Scan the entries below and extract each line with the word "true" in it.

Record extracts »
-- Start --

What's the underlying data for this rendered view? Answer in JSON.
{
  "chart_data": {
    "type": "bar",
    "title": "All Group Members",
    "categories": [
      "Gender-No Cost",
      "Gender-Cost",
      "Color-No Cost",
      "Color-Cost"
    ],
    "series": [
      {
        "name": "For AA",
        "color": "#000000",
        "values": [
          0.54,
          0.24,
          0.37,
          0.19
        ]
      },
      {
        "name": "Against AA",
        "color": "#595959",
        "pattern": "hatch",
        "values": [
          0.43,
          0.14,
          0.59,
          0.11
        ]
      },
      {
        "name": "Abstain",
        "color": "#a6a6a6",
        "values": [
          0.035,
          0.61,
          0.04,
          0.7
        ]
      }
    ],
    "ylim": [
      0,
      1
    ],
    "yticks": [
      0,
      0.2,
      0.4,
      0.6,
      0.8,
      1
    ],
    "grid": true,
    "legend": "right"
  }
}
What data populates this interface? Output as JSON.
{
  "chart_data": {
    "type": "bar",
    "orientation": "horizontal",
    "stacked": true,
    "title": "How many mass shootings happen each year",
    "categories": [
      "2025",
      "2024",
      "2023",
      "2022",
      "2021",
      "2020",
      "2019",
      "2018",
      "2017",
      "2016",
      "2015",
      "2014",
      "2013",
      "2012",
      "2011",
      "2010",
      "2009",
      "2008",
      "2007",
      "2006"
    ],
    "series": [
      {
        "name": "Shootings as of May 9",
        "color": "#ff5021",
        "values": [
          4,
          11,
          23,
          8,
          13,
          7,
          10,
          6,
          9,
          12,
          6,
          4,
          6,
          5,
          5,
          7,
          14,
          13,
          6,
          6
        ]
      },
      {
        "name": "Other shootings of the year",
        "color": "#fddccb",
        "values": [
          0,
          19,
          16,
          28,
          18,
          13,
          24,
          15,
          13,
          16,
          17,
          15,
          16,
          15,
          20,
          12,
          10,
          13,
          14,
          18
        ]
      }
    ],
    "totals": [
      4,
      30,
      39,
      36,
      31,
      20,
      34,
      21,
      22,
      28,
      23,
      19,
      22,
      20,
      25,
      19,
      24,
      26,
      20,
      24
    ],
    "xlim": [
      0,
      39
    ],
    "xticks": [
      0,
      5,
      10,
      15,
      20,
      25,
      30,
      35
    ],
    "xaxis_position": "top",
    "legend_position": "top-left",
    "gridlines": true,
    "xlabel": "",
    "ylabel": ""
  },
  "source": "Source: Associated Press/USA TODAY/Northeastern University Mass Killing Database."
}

-- End --

Worked answer »
    "grid": true,
    "stacked": true,
    "gridlines": true,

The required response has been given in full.